§ **Task prompt**: All of the data should be repeated exactly; pictures are not part of the copy.

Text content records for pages
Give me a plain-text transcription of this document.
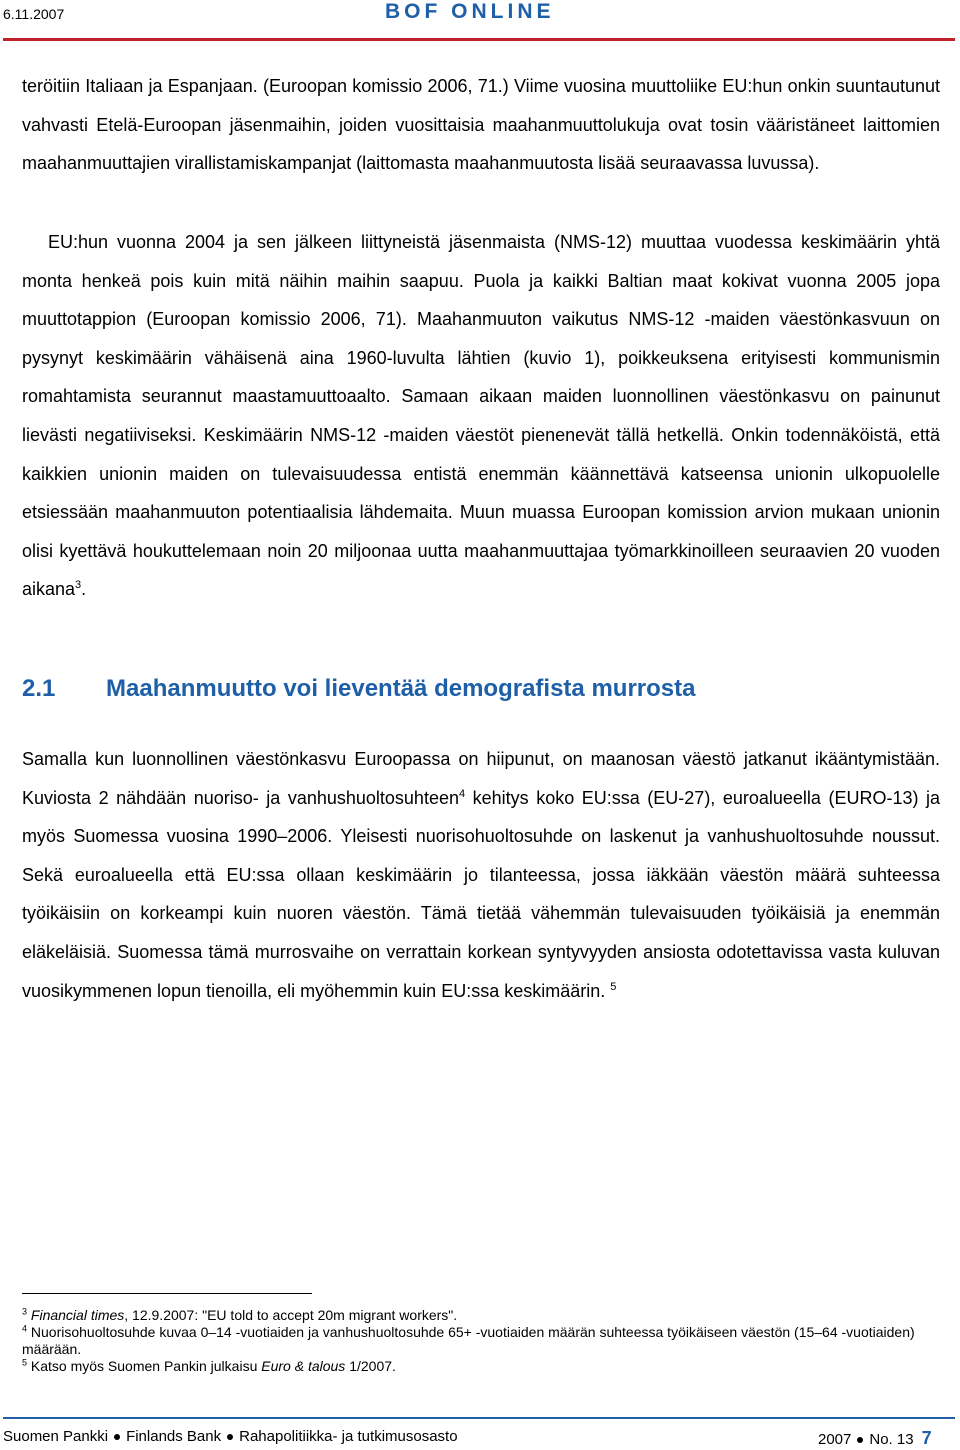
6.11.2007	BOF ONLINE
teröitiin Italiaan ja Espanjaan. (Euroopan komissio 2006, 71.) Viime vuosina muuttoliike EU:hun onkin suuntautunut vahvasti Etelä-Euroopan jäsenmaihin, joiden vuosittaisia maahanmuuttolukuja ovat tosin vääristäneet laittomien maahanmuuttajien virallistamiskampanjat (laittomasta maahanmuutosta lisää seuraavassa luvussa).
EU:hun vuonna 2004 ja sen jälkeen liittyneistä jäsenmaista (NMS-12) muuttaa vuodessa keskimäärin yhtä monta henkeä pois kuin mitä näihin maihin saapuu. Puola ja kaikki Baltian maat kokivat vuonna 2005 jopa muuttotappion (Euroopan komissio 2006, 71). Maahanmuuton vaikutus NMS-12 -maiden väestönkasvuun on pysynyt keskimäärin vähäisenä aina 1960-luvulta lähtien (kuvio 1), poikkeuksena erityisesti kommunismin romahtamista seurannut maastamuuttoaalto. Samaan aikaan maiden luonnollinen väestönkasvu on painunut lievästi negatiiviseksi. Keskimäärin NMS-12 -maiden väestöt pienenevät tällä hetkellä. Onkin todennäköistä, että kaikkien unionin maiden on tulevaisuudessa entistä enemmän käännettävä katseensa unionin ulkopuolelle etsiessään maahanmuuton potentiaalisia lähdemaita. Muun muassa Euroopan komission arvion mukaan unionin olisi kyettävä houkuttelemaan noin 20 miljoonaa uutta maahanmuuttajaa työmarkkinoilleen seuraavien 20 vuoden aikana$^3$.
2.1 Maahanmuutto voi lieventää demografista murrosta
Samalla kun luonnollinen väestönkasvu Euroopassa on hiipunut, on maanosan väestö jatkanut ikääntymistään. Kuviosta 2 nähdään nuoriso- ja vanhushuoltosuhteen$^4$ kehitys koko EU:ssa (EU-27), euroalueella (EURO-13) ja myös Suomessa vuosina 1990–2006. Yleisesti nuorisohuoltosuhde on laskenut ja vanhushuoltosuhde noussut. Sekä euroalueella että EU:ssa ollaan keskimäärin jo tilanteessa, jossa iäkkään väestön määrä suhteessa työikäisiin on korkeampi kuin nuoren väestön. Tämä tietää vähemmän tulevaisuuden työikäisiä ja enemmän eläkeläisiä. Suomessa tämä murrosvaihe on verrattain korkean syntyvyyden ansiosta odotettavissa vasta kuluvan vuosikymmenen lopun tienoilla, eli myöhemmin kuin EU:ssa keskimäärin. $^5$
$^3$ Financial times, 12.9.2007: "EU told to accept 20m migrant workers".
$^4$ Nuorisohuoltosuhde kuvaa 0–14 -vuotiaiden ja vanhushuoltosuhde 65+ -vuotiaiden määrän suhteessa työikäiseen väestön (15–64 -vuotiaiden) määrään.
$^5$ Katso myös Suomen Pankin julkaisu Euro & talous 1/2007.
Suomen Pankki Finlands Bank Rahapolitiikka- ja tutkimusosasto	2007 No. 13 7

§ **Answer to this task**:
Give me a plain-text transcription of this document.
6.11.2007	BOF ONLINE
teröitiin Italiaan ja Espanjaan. (Euroopan komissio 2006, 71.) Viime vuosina muuttoliike EU:hun onkin suuntautunut vahvasti Etelä-Euroopan jäsenmaihin, joiden vuosittaisia maahanmuuttolukuja ovat tosin vääristäneet laittomien maahanmuuttajien virallistamiskampanjat (laittomasta maahanmuutosta lisää seuraavassa luvussa).
EU:hun vuonna 2004 ja sen jälkeen liittyneistä jäsenmaista (NMS-12) muuttaa vuodessa keskimäärin yhtä monta henkeä pois kuin mitä näihin maihin saapuu. Puola ja kaikki Baltian maat kokivat vuonna 2005 jopa muuttotappion (Euroopan komissio 2006, 71). Maahanmuuton vaikutus NMS-12 -maiden väestönkasvuun on pysynyt keskimäärin vähäisenä aina 1960-luvulta lähtien (kuvio 1), poikkeuksena erityisesti kommunismin romahtamista seurannut maastamuuttoaalto. Samaan aikaan maiden luonnollinen väestönkasvu on painunut lievästi negatiiviseksi. Keskimäärin NMS-12 -maiden väestöt pienenevät tällä hetkellä. Onkin todennäköistä, että kaikkien unionin maiden on tulevaisuudessa entistä enemmän käännettävä katseensa unionin ulkopuolelle etsiessään maahanmuuton potentiaalisia lähdemaita. Muun muassa Euroopan komission arvion mukaan unionin olisi kyettävä houkuttelemaan noin 20 miljoonaa uutta maahanmuuttajaa työmarkkinoilleen seuraavien 20 vuoden aikana$^3$.
2.1 Maahanmuutto voi lieventää demografista murrosta
Samalla kun luonnollinen väestönkasvu Euroopassa on hiipunut, on maanosan väestö jatkanut ikääntymistään. Kuviosta 2 nähdään nuoriso- ja vanhushuoltosuhteen$^4$ kehitys koko EU:ssa (EU-27), euroalueella (EURO-13) ja myös Suomessa vuosina 1990–2006. Yleisesti nuorisohuoltosuhde on laskenut ja vanhushuoltosuhde noussut. Sekä euroalueella että EU:ssa ollaan keskimäärin jo tilanteessa, jossa iäkkään väestön määrä suhteessa työikäisiin on korkeampi kuin nuoren väestön. Tämä tietää vähemmän tulevaisuuden työikäisiä ja enemmän eläkeläisiä. Suomessa tämä murrosvaihe on verrattain korkean syntyvyyden ansiosta odotettavissa vasta kuluvan vuosikymmenen lopun tienoilla, eli myöhemmin kuin EU:ssa keskimäärin. $^5$
$^3$ Financial times, 12.9.2007: "EU told to accept 20m migrant workers".
$^4$ Nuorisohuoltosuhde kuvaa 0–14 -vuotiaiden ja vanhushuoltosuhde 65+ -vuotiaiden määrän suhteessa työikäiseen väestön (15–64 -vuotiaiden) määrään.
$^5$ Katso myös Suomen Pankin julkaisu Euro & talous 1/2007.
Suomen Pankki Finlands Bank Rahapolitiikka- ja tutkimusosasto	2007 No. 13 7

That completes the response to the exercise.